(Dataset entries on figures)
···

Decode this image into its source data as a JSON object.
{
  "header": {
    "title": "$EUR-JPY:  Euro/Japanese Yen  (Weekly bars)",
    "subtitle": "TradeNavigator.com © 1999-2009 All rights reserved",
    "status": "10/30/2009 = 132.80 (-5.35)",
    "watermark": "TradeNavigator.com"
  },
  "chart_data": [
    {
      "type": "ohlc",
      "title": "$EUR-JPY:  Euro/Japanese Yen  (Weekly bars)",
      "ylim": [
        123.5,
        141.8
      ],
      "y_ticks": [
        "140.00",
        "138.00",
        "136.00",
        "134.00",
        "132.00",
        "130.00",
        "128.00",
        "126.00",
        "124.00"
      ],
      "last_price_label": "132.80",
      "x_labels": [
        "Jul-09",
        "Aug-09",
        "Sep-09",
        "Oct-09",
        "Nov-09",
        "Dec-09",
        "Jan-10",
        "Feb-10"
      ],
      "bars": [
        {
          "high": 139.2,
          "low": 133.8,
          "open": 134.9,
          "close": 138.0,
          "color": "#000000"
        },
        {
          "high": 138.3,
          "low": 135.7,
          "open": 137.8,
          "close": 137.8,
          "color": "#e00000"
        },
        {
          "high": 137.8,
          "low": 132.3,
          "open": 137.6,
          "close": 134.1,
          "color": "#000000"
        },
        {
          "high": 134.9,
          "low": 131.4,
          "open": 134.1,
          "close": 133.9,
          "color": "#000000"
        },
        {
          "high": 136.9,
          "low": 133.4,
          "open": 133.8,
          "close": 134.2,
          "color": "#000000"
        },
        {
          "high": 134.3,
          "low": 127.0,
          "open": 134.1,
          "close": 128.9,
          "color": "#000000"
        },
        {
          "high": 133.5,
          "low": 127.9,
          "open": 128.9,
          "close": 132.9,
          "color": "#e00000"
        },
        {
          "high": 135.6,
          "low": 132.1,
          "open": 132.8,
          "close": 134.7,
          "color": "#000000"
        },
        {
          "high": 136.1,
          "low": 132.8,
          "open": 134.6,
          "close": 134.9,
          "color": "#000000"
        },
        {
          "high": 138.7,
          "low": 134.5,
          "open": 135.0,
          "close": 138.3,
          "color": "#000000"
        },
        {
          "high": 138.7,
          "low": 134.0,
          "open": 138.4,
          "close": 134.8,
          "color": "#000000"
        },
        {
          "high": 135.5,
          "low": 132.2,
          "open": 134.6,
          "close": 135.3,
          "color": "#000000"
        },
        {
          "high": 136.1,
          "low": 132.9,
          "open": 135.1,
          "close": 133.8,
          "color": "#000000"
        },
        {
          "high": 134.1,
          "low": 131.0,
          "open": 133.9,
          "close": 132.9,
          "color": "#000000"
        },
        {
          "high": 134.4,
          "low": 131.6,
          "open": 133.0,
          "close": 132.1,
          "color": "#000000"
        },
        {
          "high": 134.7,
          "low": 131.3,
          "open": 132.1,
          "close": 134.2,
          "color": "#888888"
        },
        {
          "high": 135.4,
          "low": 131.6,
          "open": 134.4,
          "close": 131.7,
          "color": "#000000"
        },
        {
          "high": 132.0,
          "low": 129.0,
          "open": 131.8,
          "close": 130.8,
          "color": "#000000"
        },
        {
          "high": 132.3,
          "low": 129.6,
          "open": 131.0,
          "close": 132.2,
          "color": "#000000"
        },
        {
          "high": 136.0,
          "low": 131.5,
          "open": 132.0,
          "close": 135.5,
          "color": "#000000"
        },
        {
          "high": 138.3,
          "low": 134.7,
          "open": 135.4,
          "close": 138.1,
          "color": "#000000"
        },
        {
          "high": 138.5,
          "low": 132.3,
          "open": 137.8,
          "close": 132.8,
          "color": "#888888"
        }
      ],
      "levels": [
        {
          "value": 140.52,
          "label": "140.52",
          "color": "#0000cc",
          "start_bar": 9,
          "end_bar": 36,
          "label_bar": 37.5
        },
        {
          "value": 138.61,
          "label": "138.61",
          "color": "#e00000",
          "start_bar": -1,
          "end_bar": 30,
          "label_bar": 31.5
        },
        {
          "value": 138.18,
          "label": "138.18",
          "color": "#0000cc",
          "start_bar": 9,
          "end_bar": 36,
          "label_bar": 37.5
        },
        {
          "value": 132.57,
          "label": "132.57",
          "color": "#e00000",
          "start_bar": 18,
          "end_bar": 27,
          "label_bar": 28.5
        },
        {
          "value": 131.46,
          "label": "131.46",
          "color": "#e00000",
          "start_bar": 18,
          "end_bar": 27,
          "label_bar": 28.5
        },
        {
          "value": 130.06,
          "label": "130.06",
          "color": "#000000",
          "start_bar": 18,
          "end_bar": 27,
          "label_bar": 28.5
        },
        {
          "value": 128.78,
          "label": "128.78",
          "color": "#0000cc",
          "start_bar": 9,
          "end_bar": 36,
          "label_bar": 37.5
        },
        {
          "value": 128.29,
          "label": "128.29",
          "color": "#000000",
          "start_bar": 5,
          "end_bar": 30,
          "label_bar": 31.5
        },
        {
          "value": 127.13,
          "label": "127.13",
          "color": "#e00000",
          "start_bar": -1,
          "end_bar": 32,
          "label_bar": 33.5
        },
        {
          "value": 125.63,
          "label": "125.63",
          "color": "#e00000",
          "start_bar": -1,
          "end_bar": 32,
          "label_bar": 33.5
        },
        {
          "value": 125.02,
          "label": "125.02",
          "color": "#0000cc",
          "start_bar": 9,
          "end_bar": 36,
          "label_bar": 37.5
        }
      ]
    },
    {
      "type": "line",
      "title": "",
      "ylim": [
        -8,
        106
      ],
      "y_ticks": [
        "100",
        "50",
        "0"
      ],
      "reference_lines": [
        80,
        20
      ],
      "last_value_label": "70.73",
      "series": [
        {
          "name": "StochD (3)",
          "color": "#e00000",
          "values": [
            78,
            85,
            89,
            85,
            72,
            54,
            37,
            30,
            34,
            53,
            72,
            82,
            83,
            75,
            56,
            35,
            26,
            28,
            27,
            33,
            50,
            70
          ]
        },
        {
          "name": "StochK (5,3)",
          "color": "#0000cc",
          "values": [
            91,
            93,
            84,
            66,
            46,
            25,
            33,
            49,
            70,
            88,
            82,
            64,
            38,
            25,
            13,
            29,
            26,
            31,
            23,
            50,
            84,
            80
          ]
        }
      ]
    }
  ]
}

···

Give the entries once more, exactly as they appear.

OUTPUT OF THE TASK >>
Decode this image into its source data as a JSON object.
{
  "header": {
    "title": "$EUR-JPY:  Euro/Japanese Yen  (Weekly bars)",
    "subtitle": "TradeNavigator.com © 1999-2009 All rights reserved",
    "status": "10/30/2009 = 132.80 (-5.35)",
    "watermark": "TradeNavigator.com"
  },
  "chart_data": [
    {
      "type": "ohlc",
      "title": "$EUR-JPY:  Euro/Japanese Yen  (Weekly bars)",
      "ylim": [
        123.5,
        141.8
      ],
      "y_ticks": [
        "140.00",
        "138.00",
        "136.00",
        "134.00",
        "132.00",
        "130.00",
        "128.00",
        "126.00",
        "124.00"
      ],
      "last_price_label": "132.80",
      "x_labels": [
        "Jul-09",
        "Aug-09",
        "Sep-09",
        "Oct-09",
        "Nov-09",
        "Dec-09",
        "Jan-10",
        "Feb-10"
      ],
      "bars": [
        {
          "high": 139.2,
          "low": 133.8,
          "open": 134.9,
          "close": 138.0,
          "color": "#000000"
        },
        {
          "high": 138.3,
          "low": 135.7,
          "open": 137.8,
          "close": 137.8,
          "color": "#e00000"
        },
        {
          "high": 137.8,
          "low": 132.3,
          "open": 137.6,
          "close": 134.1,
          "color": "#000000"
        },
        {
          "high": 134.9,
          "low": 131.4,
          "open": 134.1,
          "close": 133.9,
          "color": "#000000"
        },
        {
          "high": 136.9,
          "low": 133.4,
          "open": 133.8,
          "close": 134.2,
          "color": "#000000"
        },
        {
          "high": 134.3,
          "low": 127.0,
          "open": 134.1,
          "close": 128.9,
          "color": "#000000"
        },
        {
          "high": 133.5,
          "low": 127.9,
          "open": 128.9,
          "close": 132.9,
          "color": "#e00000"
        },
        {
          "high": 135.6,
          "low": 132.1,
          "open": 132.8,
          "close": 134.7,
          "color": "#000000"
        },
        {
          "high": 136.1,
          "low": 132.8,
          "open": 134.6,
          "close": 134.9,
          "color": "#000000"
        },
        {
          "high": 138.7,
          "low": 134.5,
          "open": 135.0,
          "close": 138.3,
          "color": "#000000"
        },
        {
          "high": 138.7,
          "low": 134.0,
          "open": 138.4,
          "close": 134.8,
          "color": "#000000"
        },
        {
          "high": 135.5,
          "low": 132.2,
          "open": 134.6,
          "close": 135.3,
          "color": "#000000"
        },
        {
          "high": 136.1,
          "low": 132.9,
          "open": 135.1,
          "close": 133.8,
          "color": "#000000"
        },
        {
          "high": 134.1,
          "low": 131.0,
          "open": 133.9,
          "close": 132.9,
          "color": "#000000"
        },
        {
          "high": 134.4,
          "low": 131.6,
          "open": 133.0,
          "close": 132.1,
          "color": "#000000"
        },
        {
          "high": 134.7,
          "low": 131.3,
          "open": 132.1,
          "close": 134.2,
          "color": "#888888"
        },
        {
          "high": 135.4,
          "low": 131.6,
          "open": 134.4,
          "close": 131.7,
          "color": "#000000"
        },
        {
          "high": 132.0,
          "low": 129.0,
          "open": 131.8,
          "close": 130.8,
          "color": "#000000"
        },
        {
          "high": 132.3,
          "low": 129.6,
          "open": 131.0,
          "close": 132.2,
          "color": "#000000"
        },
        {
          "high": 136.0,
          "low": 131.5,
          "open": 132.0,
          "close": 135.5,
          "color": "#000000"
        },
        {
          "high": 138.3,
          "low": 134.7,
          "open": 135.4,
          "close": 138.1,
          "color": "#000000"
        },
        {
          "high": 138.5,
          "low": 132.3,
          "open": 137.8,
          "close": 132.8,
          "color": "#888888"
        }
      ],
      "levels": [
        {
          "value": 140.52,
          "label": "140.52",
          "color": "#0000cc",
          "start_bar": 9,
          "end_bar": 36,
          "label_bar": 37.5
        },
        {
          "value": 138.61,
          "label": "138.61",
          "color": "#e00000",
          "start_bar": -1,
          "end_bar": 30,
          "label_bar": 31.5
        },
        {
          "value": 138.18,
          "label": "138.18",
          "color": "#0000cc",
          "start_bar": 9,
          "end_bar": 36,
          "label_bar": 37.5
        },
        {
          "value": 132.57,
          "label": "132.57",
          "color": "#e00000",
          "start_bar": 18,
          "end_bar": 27,
          "label_bar": 28.5
        },
        {
          "value": 131.46,
          "label": "131.46",
          "color": "#e00000",
          "start_bar": 18,
          "end_bar": 27,
          "label_bar": 28.5
        },
        {
          "value": 130.06,
          "label": "130.06",
          "color": "#000000",
          "start_bar": 18,
          "end_bar": 27,
          "label_bar": 28.5
        },
        {
          "value": 128.78,
          "label": "128.78",
          "color": "#0000cc",
          "start_bar": 9,
          "end_bar": 36,
          "label_bar": 37.5
        },
        {
          "value": 128.29,
          "label": "128.29",
          "color": "#000000",
          "start_bar": 5,
          "end_bar": 30,
          "label_bar": 31.5
        },
        {
          "value": 127.13,
          "label": "127.13",
          "color": "#e00000",
          "start_bar": -1,
          "end_bar": 32,
          "label_bar": 33.5
        },
        {
          "value": 125.63,
          "label": "125.63",
          "color": "#e00000",
          "start_bar": -1,
          "end_bar": 32,
          "label_bar": 33.5
        },
        {
          "value": 125.02,
          "label": "125.02",
          "color": "#0000cc",
          "start_bar": 9,
          "end_bar": 36,
          "label_bar": 37.5
        }
      ]
    },
    {
      "type": "line",
      "title": "",
      "ylim": [
        -8,
        106
      ],
      "y_ticks": [
        "100",
        "50",
        "0"
      ],
      "reference_lines": [
        80,
        20
      ],
      "last_value_label": "70.73",
      "series": [
        {
          "name": "StochD (3)",
          "color": "#e00000",
          "values": [
            78,
            85,
            89,
            85,
            72,
            54,
            37,
            30,
            34,
            53,
            72,
            82,
            83,
            75,
            56,
            35,
            26,
            28,
            27,
            33,
            50,
            70
          ]
        },
        {
          "name": "StochK (5,3)",
          "color": "#0000cc",
          "values": [
            91,
            93,
            84,
            66,
            46,
            25,
            33,
            49,
            70,
            88,
            82,
            64,
            38,
            25,
            13,
            29,
            26,
            31,
            23,
            50,
            84,
            80
          ]
        }
      ]
    }
  ]
}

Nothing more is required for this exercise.